Listed entries:

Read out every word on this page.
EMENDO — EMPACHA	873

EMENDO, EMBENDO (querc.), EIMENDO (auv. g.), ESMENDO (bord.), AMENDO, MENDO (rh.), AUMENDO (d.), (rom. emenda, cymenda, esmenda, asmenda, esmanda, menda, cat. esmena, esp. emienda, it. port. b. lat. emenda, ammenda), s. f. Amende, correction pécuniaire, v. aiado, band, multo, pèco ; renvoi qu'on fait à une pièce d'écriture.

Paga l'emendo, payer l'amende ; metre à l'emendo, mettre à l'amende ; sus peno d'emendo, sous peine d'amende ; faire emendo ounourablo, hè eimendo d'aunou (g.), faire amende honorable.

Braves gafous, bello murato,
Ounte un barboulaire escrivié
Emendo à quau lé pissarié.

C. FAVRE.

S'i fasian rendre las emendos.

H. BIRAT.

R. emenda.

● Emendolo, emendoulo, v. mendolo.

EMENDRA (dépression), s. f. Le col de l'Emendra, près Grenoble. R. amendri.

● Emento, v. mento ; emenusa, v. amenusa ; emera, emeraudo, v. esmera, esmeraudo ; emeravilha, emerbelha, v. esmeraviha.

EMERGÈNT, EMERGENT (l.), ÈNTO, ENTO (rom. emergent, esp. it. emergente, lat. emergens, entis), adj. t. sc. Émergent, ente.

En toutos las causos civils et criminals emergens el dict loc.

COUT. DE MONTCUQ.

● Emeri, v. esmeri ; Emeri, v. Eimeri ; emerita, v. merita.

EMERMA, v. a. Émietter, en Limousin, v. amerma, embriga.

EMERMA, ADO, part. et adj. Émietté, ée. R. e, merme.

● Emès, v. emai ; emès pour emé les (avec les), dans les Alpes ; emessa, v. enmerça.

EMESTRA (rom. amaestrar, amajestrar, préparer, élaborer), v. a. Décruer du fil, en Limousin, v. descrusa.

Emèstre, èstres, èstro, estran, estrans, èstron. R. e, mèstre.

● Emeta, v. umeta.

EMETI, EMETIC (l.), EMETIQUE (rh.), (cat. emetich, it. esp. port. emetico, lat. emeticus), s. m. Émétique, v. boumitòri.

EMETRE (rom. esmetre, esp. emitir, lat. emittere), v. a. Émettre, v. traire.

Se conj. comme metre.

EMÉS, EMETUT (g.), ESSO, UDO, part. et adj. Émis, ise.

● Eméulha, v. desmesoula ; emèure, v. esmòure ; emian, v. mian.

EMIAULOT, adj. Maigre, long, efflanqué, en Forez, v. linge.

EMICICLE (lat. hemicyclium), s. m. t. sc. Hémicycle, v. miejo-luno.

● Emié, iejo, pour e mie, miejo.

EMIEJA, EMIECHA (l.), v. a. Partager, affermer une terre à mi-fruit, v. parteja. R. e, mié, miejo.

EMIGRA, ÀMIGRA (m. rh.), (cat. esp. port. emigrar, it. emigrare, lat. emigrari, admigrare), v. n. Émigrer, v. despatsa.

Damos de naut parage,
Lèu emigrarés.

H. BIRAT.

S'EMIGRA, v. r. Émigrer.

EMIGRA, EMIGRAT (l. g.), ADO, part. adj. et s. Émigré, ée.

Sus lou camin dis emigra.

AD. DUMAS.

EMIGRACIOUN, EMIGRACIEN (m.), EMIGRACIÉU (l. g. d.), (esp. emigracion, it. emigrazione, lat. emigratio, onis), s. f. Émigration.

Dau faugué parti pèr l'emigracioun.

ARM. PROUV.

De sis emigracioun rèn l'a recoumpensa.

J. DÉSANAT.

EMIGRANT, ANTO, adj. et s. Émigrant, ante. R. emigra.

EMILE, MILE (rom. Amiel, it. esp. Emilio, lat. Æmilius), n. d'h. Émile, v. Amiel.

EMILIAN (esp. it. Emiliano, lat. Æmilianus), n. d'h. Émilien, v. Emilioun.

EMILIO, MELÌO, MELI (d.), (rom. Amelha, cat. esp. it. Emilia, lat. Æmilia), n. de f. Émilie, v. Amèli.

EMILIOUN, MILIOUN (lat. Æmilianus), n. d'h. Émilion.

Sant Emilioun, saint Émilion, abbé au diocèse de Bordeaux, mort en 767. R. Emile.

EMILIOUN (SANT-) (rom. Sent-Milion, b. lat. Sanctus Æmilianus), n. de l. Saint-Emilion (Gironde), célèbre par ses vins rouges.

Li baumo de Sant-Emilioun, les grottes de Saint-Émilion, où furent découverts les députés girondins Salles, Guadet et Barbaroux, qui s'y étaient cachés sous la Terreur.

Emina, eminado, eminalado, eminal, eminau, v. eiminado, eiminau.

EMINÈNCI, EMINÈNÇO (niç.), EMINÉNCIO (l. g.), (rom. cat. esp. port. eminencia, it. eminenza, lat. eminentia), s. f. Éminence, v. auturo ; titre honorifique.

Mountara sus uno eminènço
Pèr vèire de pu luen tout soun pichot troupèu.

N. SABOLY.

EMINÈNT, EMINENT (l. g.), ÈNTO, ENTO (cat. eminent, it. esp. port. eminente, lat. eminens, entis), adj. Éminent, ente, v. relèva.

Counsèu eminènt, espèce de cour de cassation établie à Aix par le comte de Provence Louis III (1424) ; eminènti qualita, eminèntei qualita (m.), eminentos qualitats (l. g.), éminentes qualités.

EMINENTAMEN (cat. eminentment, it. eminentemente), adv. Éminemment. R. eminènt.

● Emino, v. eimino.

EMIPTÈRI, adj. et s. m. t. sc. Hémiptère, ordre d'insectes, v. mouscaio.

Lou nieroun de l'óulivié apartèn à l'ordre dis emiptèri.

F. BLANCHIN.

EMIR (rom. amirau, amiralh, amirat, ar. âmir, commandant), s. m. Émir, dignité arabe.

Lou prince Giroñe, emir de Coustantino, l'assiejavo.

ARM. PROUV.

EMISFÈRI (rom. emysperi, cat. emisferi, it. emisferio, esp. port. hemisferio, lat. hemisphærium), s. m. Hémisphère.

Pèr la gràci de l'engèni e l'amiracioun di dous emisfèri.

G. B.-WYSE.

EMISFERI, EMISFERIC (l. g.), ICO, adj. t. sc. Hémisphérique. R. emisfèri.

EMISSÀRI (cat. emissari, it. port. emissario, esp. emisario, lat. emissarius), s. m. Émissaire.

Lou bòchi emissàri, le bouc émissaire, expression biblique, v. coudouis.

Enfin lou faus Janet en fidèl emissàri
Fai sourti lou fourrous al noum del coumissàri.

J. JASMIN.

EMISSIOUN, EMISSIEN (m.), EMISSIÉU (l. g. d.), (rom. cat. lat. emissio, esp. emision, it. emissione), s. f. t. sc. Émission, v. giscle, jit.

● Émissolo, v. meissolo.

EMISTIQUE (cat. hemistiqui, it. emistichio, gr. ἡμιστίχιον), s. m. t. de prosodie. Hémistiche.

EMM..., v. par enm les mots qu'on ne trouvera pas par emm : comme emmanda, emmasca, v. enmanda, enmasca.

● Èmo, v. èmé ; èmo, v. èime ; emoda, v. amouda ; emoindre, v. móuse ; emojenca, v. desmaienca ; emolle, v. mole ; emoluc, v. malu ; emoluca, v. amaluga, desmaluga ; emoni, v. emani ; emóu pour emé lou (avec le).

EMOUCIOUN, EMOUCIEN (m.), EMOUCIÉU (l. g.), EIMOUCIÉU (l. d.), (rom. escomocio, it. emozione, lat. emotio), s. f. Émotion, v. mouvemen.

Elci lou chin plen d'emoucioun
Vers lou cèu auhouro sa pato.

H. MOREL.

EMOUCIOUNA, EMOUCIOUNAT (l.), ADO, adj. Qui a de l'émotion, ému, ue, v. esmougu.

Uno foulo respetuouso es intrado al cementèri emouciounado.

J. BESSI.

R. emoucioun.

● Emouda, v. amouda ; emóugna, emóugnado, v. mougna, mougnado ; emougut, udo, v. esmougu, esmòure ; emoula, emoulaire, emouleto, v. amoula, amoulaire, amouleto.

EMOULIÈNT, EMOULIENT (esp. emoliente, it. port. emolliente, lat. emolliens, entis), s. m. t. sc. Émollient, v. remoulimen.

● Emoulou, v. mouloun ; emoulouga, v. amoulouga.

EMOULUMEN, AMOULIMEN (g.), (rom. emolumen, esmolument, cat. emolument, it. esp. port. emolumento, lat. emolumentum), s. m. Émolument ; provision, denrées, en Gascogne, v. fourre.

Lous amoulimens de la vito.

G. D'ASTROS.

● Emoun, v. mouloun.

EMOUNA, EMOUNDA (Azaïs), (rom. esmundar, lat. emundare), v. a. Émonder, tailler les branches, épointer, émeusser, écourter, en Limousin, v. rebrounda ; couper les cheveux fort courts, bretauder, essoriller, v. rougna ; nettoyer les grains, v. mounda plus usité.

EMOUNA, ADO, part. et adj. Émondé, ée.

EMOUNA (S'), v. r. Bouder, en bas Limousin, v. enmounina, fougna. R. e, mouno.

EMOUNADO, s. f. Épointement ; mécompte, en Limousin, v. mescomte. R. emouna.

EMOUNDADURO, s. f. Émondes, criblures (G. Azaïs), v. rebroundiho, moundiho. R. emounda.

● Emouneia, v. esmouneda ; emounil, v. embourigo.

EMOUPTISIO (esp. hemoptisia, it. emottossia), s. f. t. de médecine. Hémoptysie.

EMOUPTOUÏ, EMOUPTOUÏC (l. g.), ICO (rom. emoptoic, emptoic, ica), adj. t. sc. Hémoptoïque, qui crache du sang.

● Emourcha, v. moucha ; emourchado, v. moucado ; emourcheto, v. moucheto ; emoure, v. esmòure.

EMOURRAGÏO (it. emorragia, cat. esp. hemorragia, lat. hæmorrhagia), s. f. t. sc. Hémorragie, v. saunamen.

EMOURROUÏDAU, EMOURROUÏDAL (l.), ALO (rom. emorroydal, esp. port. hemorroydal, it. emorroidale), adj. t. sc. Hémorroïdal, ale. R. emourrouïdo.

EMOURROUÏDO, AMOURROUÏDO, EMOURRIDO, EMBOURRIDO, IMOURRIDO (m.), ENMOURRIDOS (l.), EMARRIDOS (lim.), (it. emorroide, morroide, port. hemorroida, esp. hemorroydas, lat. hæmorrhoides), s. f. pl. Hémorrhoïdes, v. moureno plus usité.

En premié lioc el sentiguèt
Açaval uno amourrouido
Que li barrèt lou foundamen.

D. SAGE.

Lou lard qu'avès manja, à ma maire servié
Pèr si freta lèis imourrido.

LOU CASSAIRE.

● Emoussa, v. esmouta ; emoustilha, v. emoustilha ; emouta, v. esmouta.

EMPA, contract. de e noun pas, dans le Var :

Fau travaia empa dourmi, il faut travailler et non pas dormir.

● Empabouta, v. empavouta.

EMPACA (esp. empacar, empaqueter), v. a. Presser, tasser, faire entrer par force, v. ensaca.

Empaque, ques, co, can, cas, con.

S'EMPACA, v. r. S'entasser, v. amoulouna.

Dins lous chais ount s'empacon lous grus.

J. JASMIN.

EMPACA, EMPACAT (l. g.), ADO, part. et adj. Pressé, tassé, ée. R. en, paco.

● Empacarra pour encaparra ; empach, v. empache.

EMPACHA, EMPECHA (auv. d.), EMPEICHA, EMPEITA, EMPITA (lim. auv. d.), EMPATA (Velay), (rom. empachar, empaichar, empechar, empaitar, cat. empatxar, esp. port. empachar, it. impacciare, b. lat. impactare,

Aim of the exercise:
Identify every line holding the word "EMPACHA" and copy it out.

Right answer:
EMENDO — EMPACHA	873
EMPACHA, EMPECHA (auv. d.), EMPEICHA, EMPEITA, EMPITA (lim. auv. d.), EMPATA (Velay), (rom. empachar, empaichar, empechar, empaitar, cat. empatxar, esp. port. empachar, it. impacciare, b. lat. impactare,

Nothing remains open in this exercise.